Dataset entries:
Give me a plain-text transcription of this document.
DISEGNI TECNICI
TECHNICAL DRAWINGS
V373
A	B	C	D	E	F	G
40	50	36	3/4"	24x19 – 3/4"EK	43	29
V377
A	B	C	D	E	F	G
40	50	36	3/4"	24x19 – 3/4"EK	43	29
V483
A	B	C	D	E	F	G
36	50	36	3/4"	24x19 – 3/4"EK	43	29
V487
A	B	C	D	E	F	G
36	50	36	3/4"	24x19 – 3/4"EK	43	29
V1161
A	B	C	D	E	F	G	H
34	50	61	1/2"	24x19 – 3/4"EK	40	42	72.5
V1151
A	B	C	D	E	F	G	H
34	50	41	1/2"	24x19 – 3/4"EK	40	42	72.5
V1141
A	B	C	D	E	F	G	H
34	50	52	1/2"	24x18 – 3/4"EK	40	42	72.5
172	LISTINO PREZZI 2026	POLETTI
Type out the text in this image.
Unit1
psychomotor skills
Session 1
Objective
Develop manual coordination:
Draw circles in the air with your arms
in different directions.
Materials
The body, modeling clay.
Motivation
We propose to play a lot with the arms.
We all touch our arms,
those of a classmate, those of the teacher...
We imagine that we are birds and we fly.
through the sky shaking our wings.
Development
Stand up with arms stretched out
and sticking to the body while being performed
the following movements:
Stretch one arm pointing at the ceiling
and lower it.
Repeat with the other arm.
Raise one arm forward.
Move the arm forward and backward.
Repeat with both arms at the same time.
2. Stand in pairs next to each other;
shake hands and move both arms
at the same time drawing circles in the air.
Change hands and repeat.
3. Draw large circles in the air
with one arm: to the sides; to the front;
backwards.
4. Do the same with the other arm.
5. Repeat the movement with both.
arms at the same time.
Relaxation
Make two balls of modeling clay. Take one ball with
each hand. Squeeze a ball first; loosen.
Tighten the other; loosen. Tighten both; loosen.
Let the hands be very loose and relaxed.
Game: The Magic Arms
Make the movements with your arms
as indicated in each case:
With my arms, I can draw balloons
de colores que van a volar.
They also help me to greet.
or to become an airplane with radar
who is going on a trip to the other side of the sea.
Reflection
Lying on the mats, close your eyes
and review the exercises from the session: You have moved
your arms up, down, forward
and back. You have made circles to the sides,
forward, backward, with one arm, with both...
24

Direction
State the number of lines in the records that include "your", and write nothing else.

Written solution
4